EXERCISE MATERIALS:
** Begin **
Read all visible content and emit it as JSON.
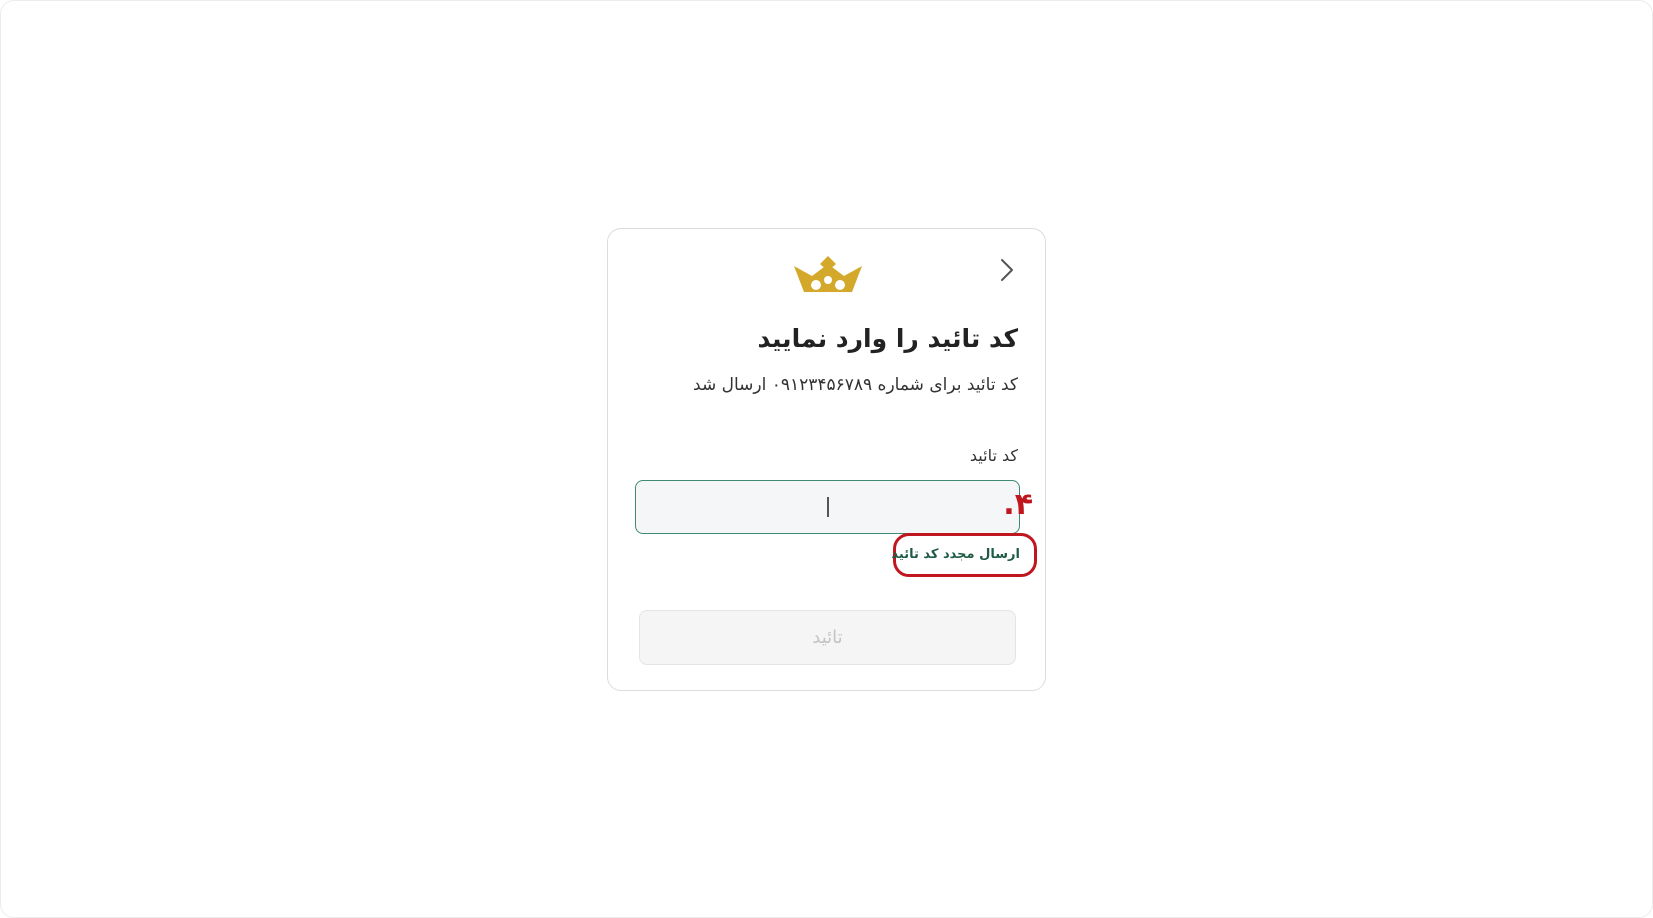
{
  "header": {
    "back_icon": "chevron-right-icon",
    "logo_icon": "crown-icon",
    "logo_color": "#d4a82a"
  },
  "verify": {
    "title": "کد تائید را وارد نمایید",
    "subtitle": "کد تائید برای شماره ۰۹۱۲۳۴۵۶۷۸۹ ارسال شد",
    "code_label": "کد تائید",
    "code_value": "",
    "code_placeholder": "",
    "resend_label": "ارسال مجدد کد تائید",
    "confirm_label": "تائید"
  },
  "annotation": {
    "step_marker": "۴."
  },
  "colors": {
    "accent_green": "#1f5c45",
    "input_border": "#3f8a72",
    "highlight_red": "#c0161e",
    "disabled_text": "#c4c4c4"
  }
}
** End **
TASK:
Omit every picture while copying the listing above exactly.

OUTPUT OF THE TASK:
Read all visible content and emit it as JSON.
{
  "header": {
    "back_icon": "chevron-right-icon",
    "logo_icon": "crown-icon",
    "logo_color": "#d4a82a"
  },
  "verify": {
    "title": "کد تائید را وارد نمایید",
    "subtitle": "کد تائید برای شماره ۰۹۱۲۳۴۵۶۷۸۹ ارسال شد",
    "code_label": "کد تائید",
    "code_value": "",
    "code_placeholder": "",
    "resend_label": "ارسال مجدد کد تائید",
    "confirm_label": "تائید"
  },
  "annotation": {
    "step_marker": "۴."
  },
  "colors": {
    "accent_green": "#1f5c45",
    "input_border": "#3f8a72",
    "highlight_red": "#c0161e",
    "disabled_text": "#c4c4c4"
  }
}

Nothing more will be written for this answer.